Dataset items:
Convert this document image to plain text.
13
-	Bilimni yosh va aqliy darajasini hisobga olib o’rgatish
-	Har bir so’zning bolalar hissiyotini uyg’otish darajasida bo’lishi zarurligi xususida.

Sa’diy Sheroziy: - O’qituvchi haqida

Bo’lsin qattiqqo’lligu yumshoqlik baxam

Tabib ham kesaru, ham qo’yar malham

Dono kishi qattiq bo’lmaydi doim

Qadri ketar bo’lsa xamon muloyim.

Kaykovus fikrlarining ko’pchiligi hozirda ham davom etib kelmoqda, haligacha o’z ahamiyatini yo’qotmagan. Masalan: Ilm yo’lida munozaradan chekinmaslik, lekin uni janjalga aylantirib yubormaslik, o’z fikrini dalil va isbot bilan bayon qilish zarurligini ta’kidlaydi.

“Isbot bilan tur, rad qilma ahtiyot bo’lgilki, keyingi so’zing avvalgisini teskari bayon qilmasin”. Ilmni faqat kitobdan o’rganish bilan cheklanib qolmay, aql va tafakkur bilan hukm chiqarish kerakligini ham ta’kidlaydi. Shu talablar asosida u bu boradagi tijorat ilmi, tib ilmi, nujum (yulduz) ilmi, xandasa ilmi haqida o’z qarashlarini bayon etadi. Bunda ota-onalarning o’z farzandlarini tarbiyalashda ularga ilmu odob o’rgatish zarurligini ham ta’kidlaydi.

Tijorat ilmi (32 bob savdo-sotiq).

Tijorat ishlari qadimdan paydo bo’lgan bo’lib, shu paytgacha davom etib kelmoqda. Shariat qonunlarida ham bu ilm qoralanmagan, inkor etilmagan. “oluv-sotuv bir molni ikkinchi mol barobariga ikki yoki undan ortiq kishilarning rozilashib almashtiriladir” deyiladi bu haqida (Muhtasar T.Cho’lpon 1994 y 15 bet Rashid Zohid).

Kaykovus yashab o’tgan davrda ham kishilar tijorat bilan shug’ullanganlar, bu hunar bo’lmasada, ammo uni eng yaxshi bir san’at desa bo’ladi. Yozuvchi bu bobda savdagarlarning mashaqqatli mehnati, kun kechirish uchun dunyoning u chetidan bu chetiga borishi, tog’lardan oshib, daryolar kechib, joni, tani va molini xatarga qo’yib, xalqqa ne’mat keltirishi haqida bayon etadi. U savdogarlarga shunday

#### What is asked
Return each line where "Kaykovus" shows up.

#### Complete response
Kaykovus fikrlarining ko’pchiligi hozirda ham davom etib kelmoqda, haligacha o’z ahamiyatini yo’qotmagan. Masalan: Ilm yo’lida munozaradan chekinmaslik, lekin uni janjalga aylantirib yubormaslik, o’z fikrini dalil va isbot bilan bayon qilish zarurligini ta’kidlaydi.
Kaykovus yashab o’tgan davrda ham kishilar tijorat bilan shug’ullanganlar, bu hunar bo’lmasada, ammo uni eng yaxshi bir san’at desa bo’ladi. Yozuvchi bu bobda savdagarlarning mashaqqatli mehnati, kun kechirish uchun dunyoning u chetidan bu chetiga borishi, tog’lardan oshib, daryolar kechib, joni, tani va molini xatarga qo’yib, xalqqa ne’mat keltirishi haqida bayon etadi. U savdogarlarga shunday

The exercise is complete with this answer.